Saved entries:
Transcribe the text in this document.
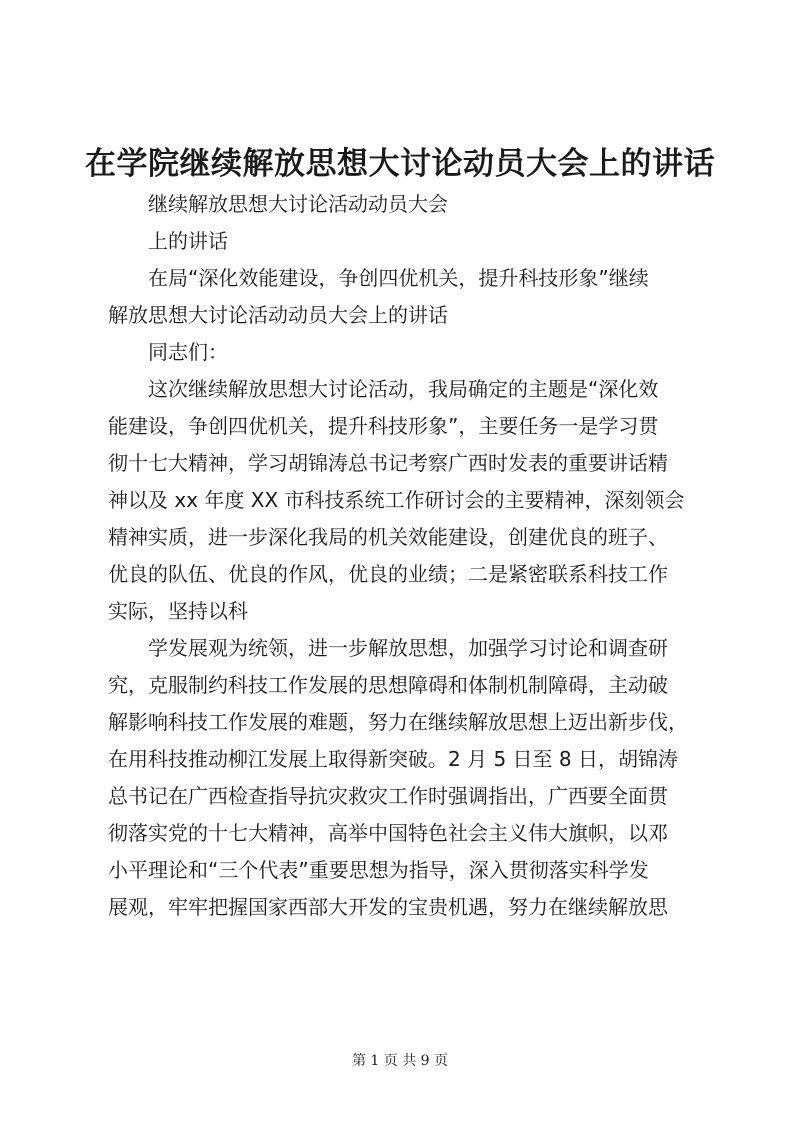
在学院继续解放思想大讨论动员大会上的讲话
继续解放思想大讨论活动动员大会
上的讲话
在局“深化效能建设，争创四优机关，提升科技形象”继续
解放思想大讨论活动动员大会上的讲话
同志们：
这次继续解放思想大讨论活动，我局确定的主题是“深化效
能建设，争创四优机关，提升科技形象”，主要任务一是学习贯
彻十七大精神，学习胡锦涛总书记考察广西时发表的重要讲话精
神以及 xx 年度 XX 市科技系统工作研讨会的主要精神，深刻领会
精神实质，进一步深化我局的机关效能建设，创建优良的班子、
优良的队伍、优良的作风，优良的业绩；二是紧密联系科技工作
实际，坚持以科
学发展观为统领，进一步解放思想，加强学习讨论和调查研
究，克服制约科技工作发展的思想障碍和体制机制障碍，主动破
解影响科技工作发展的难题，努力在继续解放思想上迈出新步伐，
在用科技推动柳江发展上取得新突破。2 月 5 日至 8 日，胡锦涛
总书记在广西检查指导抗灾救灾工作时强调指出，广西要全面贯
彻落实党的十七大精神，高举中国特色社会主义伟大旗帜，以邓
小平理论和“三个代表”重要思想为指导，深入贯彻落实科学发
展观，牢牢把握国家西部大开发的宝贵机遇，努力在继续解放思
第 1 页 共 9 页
--
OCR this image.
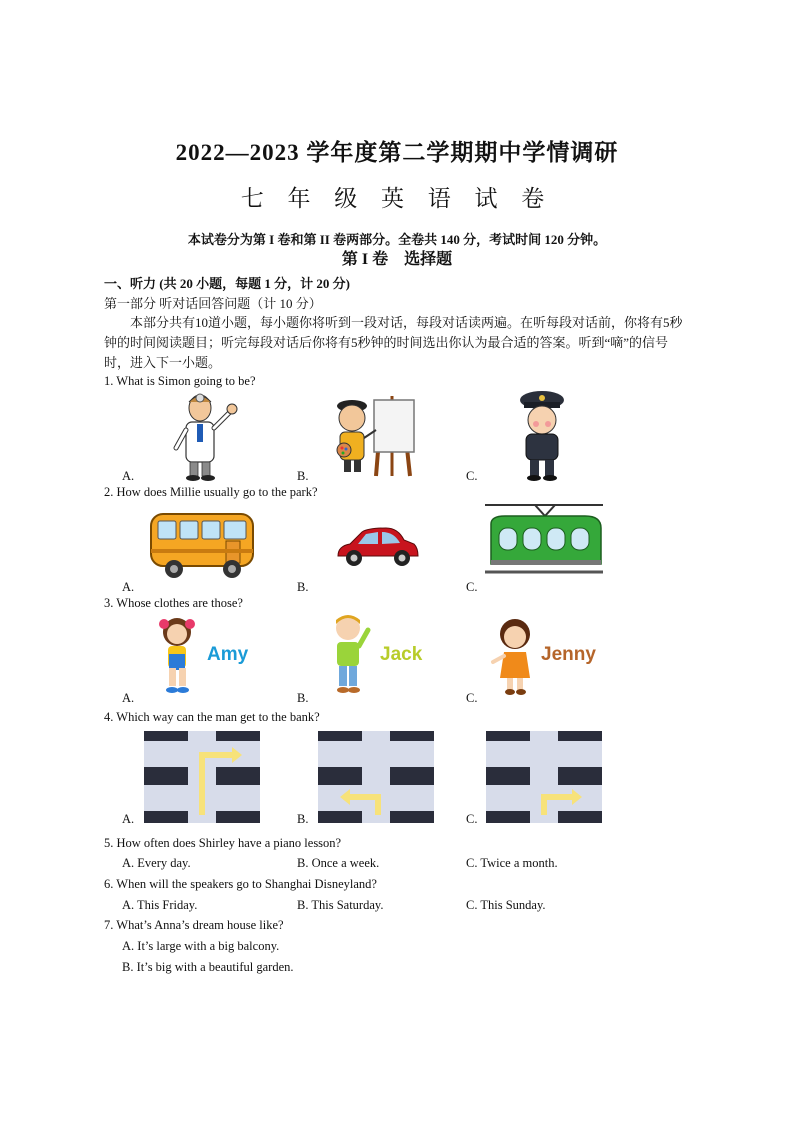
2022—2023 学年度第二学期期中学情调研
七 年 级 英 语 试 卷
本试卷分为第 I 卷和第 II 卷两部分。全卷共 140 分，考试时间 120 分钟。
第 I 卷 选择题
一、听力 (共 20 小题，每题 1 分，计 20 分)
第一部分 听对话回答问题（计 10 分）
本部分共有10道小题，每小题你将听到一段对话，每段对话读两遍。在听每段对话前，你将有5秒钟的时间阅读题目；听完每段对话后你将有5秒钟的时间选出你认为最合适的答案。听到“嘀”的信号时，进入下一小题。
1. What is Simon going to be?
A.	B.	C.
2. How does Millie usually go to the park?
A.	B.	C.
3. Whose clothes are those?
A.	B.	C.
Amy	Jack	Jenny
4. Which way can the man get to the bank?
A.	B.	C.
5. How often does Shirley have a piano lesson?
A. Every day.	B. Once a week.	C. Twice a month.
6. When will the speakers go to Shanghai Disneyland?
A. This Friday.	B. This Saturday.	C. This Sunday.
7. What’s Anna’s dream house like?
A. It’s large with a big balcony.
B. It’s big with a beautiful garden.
--
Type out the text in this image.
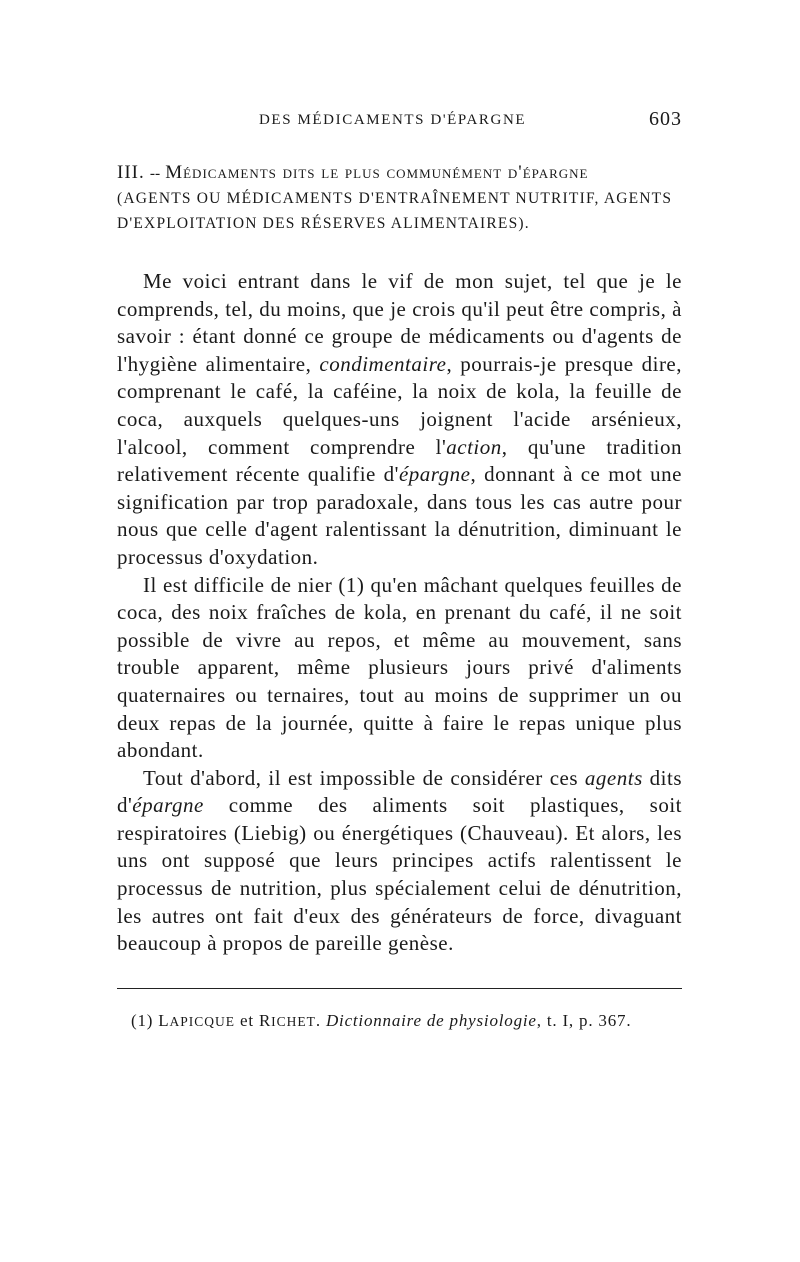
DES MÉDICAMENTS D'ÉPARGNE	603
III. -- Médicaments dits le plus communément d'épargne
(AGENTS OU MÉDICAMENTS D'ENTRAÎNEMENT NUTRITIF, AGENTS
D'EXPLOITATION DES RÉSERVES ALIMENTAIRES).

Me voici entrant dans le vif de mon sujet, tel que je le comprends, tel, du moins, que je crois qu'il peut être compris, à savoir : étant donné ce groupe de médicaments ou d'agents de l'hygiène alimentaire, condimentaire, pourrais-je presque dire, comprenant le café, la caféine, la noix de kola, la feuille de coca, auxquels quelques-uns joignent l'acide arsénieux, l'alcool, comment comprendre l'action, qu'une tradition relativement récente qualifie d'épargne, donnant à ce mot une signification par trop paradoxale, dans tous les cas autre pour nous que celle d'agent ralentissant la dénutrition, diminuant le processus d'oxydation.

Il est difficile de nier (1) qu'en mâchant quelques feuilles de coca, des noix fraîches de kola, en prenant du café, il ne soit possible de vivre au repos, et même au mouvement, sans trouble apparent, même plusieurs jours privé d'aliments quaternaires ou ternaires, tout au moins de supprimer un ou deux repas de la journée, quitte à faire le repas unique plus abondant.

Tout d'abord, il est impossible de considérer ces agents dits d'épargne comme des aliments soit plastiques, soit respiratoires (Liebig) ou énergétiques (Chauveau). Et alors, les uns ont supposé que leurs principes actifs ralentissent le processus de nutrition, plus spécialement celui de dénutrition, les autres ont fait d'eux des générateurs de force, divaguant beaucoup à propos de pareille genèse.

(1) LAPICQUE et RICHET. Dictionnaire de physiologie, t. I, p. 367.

Stated exercise:
Copy each line of the listing in which the word "What" can be found.

The answer:
1. What is Simon going to be?
7. What’s Anna’s dream house like?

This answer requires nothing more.